DATA PROVIDED =
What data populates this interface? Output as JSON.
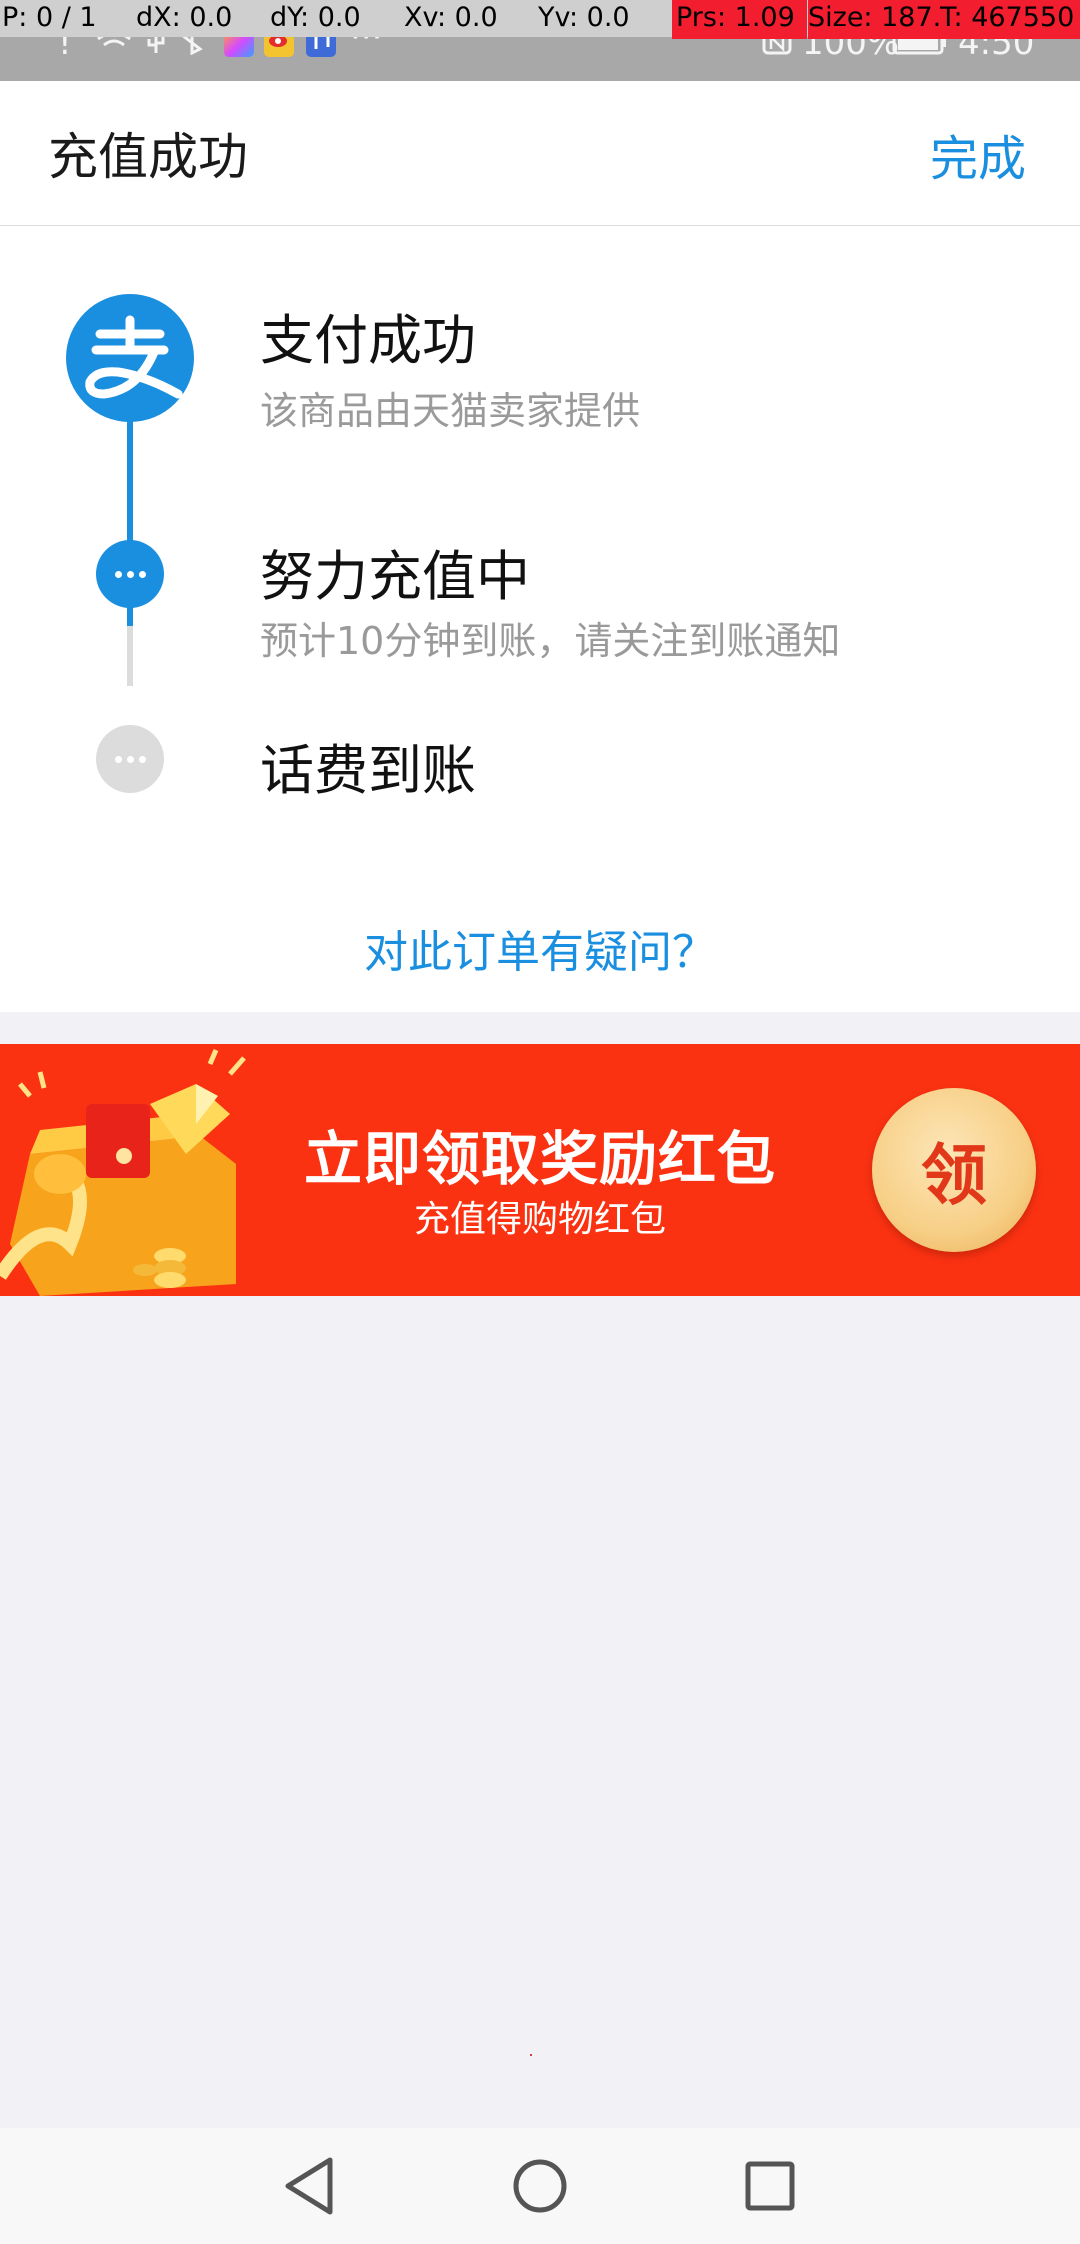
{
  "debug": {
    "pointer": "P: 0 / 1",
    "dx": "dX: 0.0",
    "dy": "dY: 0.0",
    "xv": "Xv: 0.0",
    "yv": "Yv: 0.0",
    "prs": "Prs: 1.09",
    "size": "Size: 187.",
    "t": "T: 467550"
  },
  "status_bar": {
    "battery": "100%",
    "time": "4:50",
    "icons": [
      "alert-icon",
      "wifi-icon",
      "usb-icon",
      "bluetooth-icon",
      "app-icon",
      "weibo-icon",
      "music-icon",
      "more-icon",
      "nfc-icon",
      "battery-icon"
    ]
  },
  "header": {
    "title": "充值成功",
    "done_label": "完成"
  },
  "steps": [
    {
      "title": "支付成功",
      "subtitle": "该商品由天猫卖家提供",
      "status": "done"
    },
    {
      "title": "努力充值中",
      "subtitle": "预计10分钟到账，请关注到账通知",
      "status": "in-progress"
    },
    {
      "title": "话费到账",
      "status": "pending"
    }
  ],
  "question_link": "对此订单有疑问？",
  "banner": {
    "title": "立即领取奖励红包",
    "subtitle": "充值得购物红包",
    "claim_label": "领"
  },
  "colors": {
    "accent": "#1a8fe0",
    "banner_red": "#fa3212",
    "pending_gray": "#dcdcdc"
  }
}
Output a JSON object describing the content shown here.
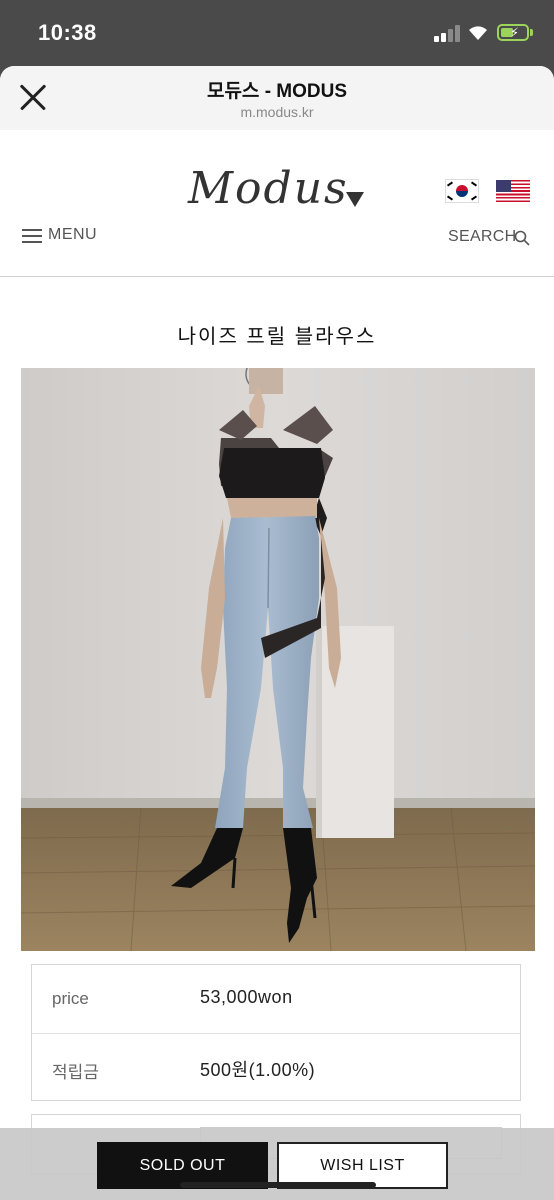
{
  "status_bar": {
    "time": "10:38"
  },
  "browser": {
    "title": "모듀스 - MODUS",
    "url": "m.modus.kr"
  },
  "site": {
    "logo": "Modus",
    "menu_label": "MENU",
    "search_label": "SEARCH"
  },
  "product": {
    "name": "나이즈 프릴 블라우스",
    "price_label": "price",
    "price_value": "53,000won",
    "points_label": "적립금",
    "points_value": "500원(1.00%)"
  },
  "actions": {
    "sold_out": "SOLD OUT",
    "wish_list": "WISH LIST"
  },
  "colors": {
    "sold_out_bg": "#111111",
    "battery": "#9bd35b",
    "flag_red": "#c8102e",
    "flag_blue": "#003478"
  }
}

AIM =
What is the number of lines in the data that hold the word "JSON"? Reply with that number and nothing else.

RESULT OF THIS EXERCISE =
2